◆ **Exercise goal**:
Copy out every line that contains the word "icon".
▬▬▬▬▬▬▬▬▬▬
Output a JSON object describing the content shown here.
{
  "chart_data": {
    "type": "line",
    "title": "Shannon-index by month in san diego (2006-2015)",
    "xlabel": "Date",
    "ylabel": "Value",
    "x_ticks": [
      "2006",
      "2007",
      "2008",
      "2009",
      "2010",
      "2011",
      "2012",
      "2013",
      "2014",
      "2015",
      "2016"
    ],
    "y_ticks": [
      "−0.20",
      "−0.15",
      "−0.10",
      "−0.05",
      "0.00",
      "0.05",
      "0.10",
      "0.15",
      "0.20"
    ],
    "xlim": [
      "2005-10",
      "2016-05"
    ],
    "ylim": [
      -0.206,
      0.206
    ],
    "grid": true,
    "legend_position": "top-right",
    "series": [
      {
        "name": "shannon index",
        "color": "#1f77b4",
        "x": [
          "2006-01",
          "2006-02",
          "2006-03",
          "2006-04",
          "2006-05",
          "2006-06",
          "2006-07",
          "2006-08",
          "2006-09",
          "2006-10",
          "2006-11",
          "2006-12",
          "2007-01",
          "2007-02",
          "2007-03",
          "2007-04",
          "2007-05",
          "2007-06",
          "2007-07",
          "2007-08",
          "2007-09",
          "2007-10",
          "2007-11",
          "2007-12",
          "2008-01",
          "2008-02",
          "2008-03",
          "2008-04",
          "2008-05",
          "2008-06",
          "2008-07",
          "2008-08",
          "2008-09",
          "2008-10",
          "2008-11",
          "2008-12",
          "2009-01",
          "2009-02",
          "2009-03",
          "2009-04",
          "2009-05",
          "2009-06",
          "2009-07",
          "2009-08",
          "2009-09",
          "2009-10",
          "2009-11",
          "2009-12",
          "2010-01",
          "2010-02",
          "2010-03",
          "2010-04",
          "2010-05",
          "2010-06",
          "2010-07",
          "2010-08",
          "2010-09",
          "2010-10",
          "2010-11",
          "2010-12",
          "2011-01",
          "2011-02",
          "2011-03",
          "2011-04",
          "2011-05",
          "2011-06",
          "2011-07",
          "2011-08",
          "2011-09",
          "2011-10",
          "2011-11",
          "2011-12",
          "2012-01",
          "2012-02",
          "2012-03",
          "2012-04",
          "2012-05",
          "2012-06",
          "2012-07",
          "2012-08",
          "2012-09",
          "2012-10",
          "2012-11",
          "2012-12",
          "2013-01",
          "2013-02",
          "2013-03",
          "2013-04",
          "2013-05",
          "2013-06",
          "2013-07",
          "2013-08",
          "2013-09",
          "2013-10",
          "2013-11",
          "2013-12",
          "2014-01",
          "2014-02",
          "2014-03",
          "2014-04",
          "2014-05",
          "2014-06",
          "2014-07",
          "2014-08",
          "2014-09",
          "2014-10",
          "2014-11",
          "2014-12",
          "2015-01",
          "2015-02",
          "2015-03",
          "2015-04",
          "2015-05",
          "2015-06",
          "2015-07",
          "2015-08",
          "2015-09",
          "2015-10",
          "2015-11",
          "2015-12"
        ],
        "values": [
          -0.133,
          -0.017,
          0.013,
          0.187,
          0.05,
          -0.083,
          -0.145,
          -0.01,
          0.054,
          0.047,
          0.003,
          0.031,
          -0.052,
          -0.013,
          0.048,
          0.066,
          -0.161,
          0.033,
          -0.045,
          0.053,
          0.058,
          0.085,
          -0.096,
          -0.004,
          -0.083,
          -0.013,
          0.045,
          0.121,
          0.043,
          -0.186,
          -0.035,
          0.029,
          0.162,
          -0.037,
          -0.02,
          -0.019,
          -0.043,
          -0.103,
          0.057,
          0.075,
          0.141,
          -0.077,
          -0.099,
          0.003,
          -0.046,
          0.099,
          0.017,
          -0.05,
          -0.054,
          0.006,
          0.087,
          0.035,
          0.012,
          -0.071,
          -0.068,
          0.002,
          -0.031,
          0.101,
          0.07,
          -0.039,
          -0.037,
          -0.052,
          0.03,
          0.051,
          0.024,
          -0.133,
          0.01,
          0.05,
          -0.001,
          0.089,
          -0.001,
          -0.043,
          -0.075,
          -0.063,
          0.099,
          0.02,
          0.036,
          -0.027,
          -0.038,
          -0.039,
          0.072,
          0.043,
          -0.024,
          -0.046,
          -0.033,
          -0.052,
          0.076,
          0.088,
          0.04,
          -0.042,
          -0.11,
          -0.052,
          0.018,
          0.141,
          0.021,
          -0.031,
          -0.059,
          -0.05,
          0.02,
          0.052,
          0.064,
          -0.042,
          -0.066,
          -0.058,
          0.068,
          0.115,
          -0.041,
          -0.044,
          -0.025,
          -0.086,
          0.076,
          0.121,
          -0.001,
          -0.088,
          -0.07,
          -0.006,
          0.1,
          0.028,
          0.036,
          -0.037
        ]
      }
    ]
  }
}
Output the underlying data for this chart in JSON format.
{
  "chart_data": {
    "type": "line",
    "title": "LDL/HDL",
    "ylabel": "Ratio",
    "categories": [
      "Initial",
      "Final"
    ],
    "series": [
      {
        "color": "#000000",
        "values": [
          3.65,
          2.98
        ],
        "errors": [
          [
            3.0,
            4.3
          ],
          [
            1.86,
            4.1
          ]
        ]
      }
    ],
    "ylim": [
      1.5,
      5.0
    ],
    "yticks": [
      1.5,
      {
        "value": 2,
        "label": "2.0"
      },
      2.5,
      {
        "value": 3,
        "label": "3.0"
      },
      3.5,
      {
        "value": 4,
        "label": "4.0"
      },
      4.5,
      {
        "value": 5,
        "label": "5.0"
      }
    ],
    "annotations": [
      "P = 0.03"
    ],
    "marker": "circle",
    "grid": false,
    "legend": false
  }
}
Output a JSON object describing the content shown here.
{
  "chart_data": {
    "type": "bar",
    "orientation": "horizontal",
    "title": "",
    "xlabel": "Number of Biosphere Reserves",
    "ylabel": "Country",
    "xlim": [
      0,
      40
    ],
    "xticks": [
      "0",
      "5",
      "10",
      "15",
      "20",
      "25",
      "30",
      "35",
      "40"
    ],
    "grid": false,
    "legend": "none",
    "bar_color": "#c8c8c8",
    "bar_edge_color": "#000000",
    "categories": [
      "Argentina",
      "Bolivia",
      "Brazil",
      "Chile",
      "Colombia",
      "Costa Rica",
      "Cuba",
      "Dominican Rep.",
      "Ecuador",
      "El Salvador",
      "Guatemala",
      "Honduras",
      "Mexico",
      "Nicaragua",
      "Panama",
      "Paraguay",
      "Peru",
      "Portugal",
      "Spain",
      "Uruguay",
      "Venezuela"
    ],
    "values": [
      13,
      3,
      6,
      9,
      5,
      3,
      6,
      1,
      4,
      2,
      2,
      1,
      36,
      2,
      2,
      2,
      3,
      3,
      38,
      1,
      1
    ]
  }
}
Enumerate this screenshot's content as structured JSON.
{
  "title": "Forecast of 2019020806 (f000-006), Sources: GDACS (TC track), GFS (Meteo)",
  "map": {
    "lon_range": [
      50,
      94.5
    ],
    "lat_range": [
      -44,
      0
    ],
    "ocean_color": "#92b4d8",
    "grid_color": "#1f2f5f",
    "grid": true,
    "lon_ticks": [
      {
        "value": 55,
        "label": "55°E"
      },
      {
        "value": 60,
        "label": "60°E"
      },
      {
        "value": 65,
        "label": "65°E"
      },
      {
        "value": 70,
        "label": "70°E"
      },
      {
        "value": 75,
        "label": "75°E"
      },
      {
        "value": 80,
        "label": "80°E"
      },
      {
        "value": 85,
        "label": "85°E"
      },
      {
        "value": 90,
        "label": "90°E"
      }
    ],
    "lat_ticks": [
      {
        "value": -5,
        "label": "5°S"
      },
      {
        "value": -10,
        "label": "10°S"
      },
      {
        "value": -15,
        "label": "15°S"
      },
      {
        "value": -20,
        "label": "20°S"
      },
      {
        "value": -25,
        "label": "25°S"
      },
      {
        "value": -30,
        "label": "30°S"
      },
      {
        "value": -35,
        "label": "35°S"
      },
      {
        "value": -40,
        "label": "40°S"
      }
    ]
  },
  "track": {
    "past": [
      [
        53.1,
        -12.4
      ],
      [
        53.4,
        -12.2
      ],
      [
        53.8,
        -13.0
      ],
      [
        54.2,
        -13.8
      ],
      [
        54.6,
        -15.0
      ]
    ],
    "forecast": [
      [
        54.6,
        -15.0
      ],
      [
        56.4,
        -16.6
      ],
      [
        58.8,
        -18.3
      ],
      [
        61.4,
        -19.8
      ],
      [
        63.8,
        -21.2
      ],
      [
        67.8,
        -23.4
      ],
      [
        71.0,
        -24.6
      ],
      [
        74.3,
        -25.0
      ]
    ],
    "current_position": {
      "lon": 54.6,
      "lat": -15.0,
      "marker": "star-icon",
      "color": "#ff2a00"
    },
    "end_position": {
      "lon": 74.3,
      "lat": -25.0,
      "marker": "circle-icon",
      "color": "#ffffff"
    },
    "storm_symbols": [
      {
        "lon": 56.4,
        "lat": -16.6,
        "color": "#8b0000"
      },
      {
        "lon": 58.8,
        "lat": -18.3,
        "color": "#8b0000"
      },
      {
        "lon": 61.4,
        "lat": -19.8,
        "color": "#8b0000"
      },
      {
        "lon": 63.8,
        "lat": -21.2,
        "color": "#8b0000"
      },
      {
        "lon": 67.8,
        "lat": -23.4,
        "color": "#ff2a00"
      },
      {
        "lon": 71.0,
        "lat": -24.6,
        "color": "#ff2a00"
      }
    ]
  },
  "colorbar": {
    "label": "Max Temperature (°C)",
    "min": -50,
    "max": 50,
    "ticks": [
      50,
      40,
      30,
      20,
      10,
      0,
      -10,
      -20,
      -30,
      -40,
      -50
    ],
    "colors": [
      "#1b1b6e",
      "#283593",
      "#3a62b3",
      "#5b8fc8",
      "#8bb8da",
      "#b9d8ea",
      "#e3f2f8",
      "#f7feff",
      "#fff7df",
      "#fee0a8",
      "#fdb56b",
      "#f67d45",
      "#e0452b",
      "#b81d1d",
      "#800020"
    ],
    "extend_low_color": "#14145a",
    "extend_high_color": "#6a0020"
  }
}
▬▬▬▬▬▬▬▬▬▬
◆ **The solution**:
      "marker": "star-icon",
      "marker": "circle-icon",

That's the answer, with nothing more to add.